┌─ SUPPLIED ENTRIES

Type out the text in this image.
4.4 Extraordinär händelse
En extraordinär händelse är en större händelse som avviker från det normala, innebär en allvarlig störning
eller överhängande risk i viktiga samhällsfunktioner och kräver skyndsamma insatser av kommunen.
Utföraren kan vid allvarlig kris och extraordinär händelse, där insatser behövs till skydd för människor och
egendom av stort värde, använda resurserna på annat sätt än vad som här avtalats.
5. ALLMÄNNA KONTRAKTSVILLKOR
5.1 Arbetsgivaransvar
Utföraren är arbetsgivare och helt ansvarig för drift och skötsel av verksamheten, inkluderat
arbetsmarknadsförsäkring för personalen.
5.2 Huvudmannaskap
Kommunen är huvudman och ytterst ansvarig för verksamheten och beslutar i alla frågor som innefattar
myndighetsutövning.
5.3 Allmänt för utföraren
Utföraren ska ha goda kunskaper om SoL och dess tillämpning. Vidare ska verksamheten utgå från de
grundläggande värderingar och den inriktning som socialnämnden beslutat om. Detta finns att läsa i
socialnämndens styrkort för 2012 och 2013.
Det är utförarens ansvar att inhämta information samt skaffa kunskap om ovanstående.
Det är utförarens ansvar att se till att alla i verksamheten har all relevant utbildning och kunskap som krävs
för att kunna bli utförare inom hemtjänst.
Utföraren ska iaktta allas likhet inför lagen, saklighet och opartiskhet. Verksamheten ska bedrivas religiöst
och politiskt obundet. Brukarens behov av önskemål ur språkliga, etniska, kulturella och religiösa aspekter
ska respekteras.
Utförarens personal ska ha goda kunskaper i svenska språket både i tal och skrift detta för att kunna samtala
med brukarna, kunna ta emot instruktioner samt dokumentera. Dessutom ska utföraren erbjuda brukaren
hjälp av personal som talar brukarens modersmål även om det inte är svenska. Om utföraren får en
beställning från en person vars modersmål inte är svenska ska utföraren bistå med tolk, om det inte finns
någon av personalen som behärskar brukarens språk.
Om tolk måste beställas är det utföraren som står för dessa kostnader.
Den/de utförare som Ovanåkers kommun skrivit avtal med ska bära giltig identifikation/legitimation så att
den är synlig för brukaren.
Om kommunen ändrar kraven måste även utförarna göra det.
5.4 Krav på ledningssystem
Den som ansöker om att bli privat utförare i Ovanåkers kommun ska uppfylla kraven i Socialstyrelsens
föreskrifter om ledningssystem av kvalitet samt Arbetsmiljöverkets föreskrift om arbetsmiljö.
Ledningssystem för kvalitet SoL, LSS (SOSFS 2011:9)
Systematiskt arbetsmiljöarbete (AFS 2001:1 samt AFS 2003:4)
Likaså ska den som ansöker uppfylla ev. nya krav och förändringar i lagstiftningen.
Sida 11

└─

WRITTEN TASK: Set down all of the data above, word for word.

FINISHED ANSWER:
Type out the text in this image.
4.4 Extraordinär händelse
En extraordinär händelse är en större händelse som avviker från det normala, innebär en allvarlig störning
eller överhängande risk i viktiga samhällsfunktioner och kräver skyndsamma insatser av kommunen.
Utföraren kan vid allvarlig kris och extraordinär händelse, där insatser behövs till skydd för människor och
egendom av stort värde, använda resurserna på annat sätt än vad som här avtalats.
5. ALLMÄNNA KONTRAKTSVILLKOR
5.1 Arbetsgivaransvar
Utföraren är arbetsgivare och helt ansvarig för drift och skötsel av verksamheten, inkluderat
arbetsmarknadsförsäkring för personalen.
5.2 Huvudmannaskap
Kommunen är huvudman och ytterst ansvarig för verksamheten och beslutar i alla frågor som innefattar
myndighetsutövning.
5.3 Allmänt för utföraren
Utföraren ska ha goda kunskaper om SoL och dess tillämpning. Vidare ska verksamheten utgå från de
grundläggande värderingar och den inriktning som socialnämnden beslutat om. Detta finns att läsa i
socialnämndens styrkort för 2012 och 2013.
Det är utförarens ansvar att inhämta information samt skaffa kunskap om ovanstående.
Det är utförarens ansvar att se till att alla i verksamheten har all relevant utbildning och kunskap som krävs
för att kunna bli utförare inom hemtjänst.
Utföraren ska iaktta allas likhet inför lagen, saklighet och opartiskhet. Verksamheten ska bedrivas religiöst
och politiskt obundet. Brukarens behov av önskemål ur språkliga, etniska, kulturella och religiösa aspekter
ska respekteras.
Utförarens personal ska ha goda kunskaper i svenska språket både i tal och skrift detta för att kunna samtala
med brukarna, kunna ta emot instruktioner samt dokumentera. Dessutom ska utföraren erbjuda brukaren
hjälp av personal som talar brukarens modersmål även om det inte är svenska. Om utföraren får en
beställning från en person vars modersmål inte är svenska ska utföraren bistå med tolk, om det inte finns
någon av personalen som behärskar brukarens språk.
Om tolk måste beställas är det utföraren som står för dessa kostnader.
Den/de utförare som Ovanåkers kommun skrivit avtal med ska bära giltig identifikation/legitimation så att
den är synlig för brukaren.
Om kommunen ändrar kraven måste även utförarna göra det.
5.4 Krav på ledningssystem
Den som ansöker om att bli privat utförare i Ovanåkers kommun ska uppfylla kraven i Socialstyrelsens
föreskrifter om ledningssystem av kvalitet samt Arbetsmiljöverkets föreskrift om arbetsmiljö.
Ledningssystem för kvalitet SoL, LSS (SOSFS 2011:9)
Systematiskt arbetsmiljöarbete (AFS 2001:1 samt AFS 2003:4)
Likaså ska den som ansöker uppfylla ev. nya krav och förändringar i lagstiftningen.
Sida 11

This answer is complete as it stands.